[Stored items]
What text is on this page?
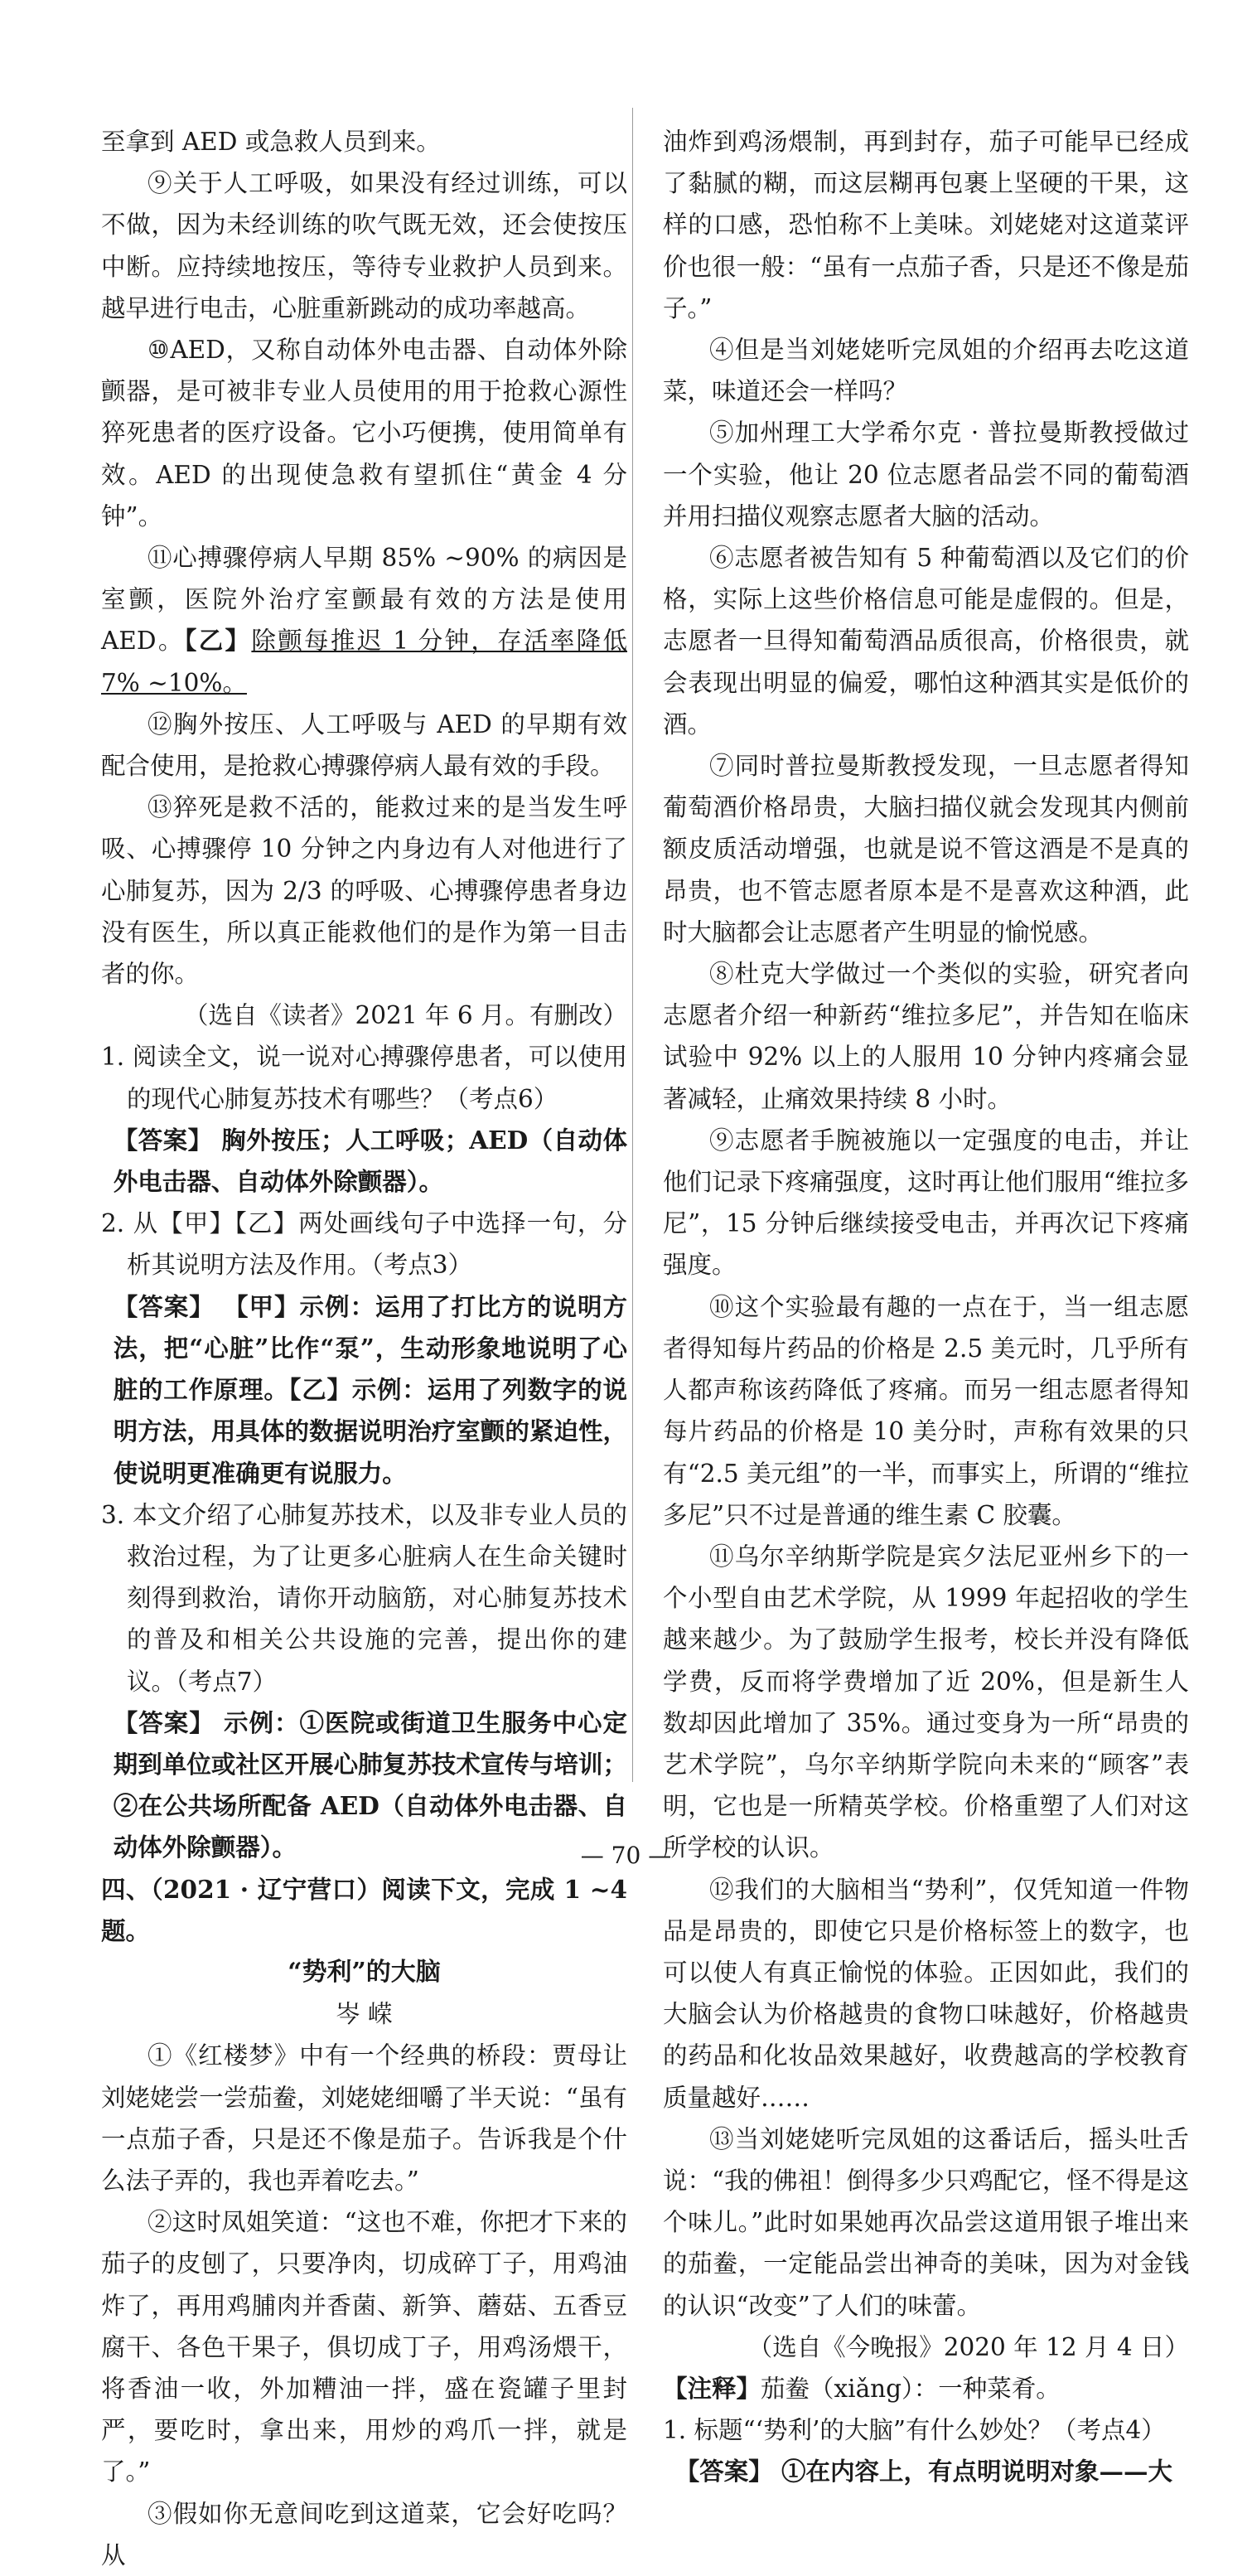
至拿到 AED 或急救人员到来。

⑨关于人工呼吸，如果没有经过训练，可以不做，因为未经训练的吹气既无效，还会使按压中断。应持续地按压，等待专业救护人员到来。越早进行电击，心脏重新跳动的成功率越高。

⑩AED，又称自动体外电击器、自动体外除颤器，是可被非专业人员使用的用于抢救心源性猝死患者的医疗设备。它小巧便携，使用简单有效。AED 的出现使急救有望抓住“黄金 4 分钟”。

⑪心搏骤停病人早期 85% ~90% 的病因是室颤，医院外治疗室颤最有效的方法是使用 AED。【乙】除颤每推迟 1 分钟，存活率降低 7% ~10%。

⑫胸外按压、人工呼吸与 AED 的早期有效配合使用，是抢救心搏骤停病人最有效的手段。

⑬猝死是救不活的，能救过来的是当发生呼吸、心搏骤停 10 分钟之内身边有人对他进行了心肺复苏，因为 2/3 的呼吸、心搏骤停患者身边没有医生，所以真正能救他们的是作为第一目击者的你。

（选自《读者》2021 年 6 月。有删改）

1. 阅读全文，说一说对心搏骤停患者，可以使用的现代心肺复苏技术有哪些？（考点6）

【答案】 胸外按压；人工呼吸；AED（自动体外电击器、自动体外除颤器）。

2. 从【甲】【乙】两处画线句子中选择一句，分析其说明方法及作用。（考点3）

【答案】 【甲】示例：运用了打比方的说明方法，把“心脏”比作“泵”，生动形象地说明了心脏的工作原理。【乙】示例：运用了列数字的说明方法，用具体的数据说明治疗室颤的紧迫性，使说明更准确更有说服力。

3. 本文介绍了心肺复苏技术，以及非专业人员的救治过程，为了让更多心脏病人在生命关键时刻得到救治，请你开动脑筋，对心肺复苏技术的普及和相关公共设施的完善，提出你的建议。（考点7）

【答案】 示例：①医院或街道卫生服务中心定期到单位或社区开展心肺复苏技术宣传与培训；②在公共场所配备 AED（自动体外电击器、自动体外除颤器）。

四、（2021 · 辽宁营口）阅读下文，完成 1 ~4 题。

“势利”的大脑

岑 嵘

①《红楼梦》中有一个经典的桥段：贾母让刘姥姥尝一尝茄鲞，刘姥姥细嚼了半天说：“虽有一点茄子香，只是还不像是茄子。告诉我是个什么法子弄的，我也弄着吃去。”

②这时凤姐笑道：“这也不难，你把才下来的茄子的皮刨了，只要净肉，切成碎丁子，用鸡油炸了，再用鸡脯肉并香菌、新笋、蘑菇、五香豆腐干、各色干果子，俱切成丁子，用鸡汤煨干，将香油一收，外加糟油一拌，盛在瓷罐子里封严，要吃时，拿出来，用炒的鸡爪一拌，就是了。”

③假如你无意间吃到这道菜，它会好吃吗？从

油炸到鸡汤煨制，再到封存，茄子可能早已经成了黏腻的糊，而这层糊再包裹上坚硬的干果，这样的口感，恐怕称不上美味。刘姥姥对这道菜评价也很一般：“虽有一点茄子香，只是还不像是茄子。”

④但是当刘姥姥听完凤姐的介绍再去吃这道菜，味道还会一样吗？

⑤加州理工大学希尔克 · 普拉曼斯教授做过一个实验，他让 20 位志愿者品尝不同的葡萄酒并用扫描仪观察志愿者大脑的活动。

⑥志愿者被告知有 5 种葡萄酒以及它们的价格，实际上这些价格信息可能是虚假的。但是，志愿者一旦得知葡萄酒品质很高，价格很贵，就会表现出明显的偏爱，哪怕这种酒其实是低价的酒。

⑦同时普拉曼斯教授发现，一旦志愿者得知葡萄酒价格昂贵，大脑扫描仪就会发现其内侧前额皮质活动增强，也就是说不管这酒是不是真的昂贵，也不管志愿者原本是不是喜欢这种酒，此时大脑都会让志愿者产生明显的愉悦感。

⑧杜克大学做过一个类似的实验，研究者向志愿者介绍一种新药“维拉多尼”，并告知在临床试验中 92% 以上的人服用 10 分钟内疼痛会显著减轻，止痛效果持续 8 小时。

⑨志愿者手腕被施以一定强度的电击，并让他们记录下疼痛强度，这时再让他们服用“维拉多尼”，15 分钟后继续接受电击，并再次记下疼痛强度。

⑩这个实验最有趣的一点在于，当一组志愿者得知每片药品的价格是 2.5 美元时，几乎所有人都声称该药降低了疼痛。而另一组志愿者得知每片药品的价格是 10 美分时，声称有效果的只有“2.5 美元组”的一半，而事实上，所谓的“维拉多尼”只不过是普通的维生素 C 胶囊。

⑪乌尔辛纳斯学院是宾夕法尼亚州乡下的一个小型自由艺术学院，从 1999 年起招收的学生越来越少。为了鼓励学生报考，校长并没有降低学费，反而将学费增加了近 20%，但是新生人数却因此增加了 35%。通过变身为一所“昂贵的艺术学院”，乌尔辛纳斯学院向未来的“顾客”表明，它也是一所精英学校。价格重塑了人们对这所学校的认识。

⑫我们的大脑相当“势利”，仅凭知道一件物品是昂贵的，即使它只是价格标签上的数字，也可以使人有真正愉悦的体验。正因如此，我们的大脑会认为价格越贵的食物口味越好，价格越贵的药品和化妆品效果越好，收费越高的学校教育质量越好……

⑬当刘姥姥听完凤姐的这番话后，摇头吐舌说：“我的佛祖！倒得多少只鸡配它，怪不得是这个味儿。”此时如果她再次品尝这道用银子堆出来的茄鲞，一定能品尝出神奇的美味，因为对金钱的认识“改变”了人们的味蕾。

（选自《今晚报》2020 年 12 月 4 日）

【注释】茄鲞（xiǎng）：一种菜肴。

1. 标题“‘势利’的大脑”有什么妙处？（考点4）

【答案】 ①在内容上，有点明说明对象——大

— 70 —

**EXERCISE TASK**
Search the records above for the string "只是还不像是茄子". Copy every line that contains it.

**OUTPUT BELOW**
①《红楼梦》中有一个经典的桥段：贾母让刘姥姥尝一尝茄鲞，刘姥姥细嚼了半天说：“虽有一点茄子香，只是还不像是茄子。告诉我是个什么法子弄的，我也弄着吃去。”
油炸到鸡汤煨制，再到封存，茄子可能早已经成了黏腻的糊，而这层糊再包裹上坚硬的干果，这样的口感，恐怕称不上美味。刘姥姥对这道菜评价也很一般：“虽有一点茄子香，只是还不像是茄子。”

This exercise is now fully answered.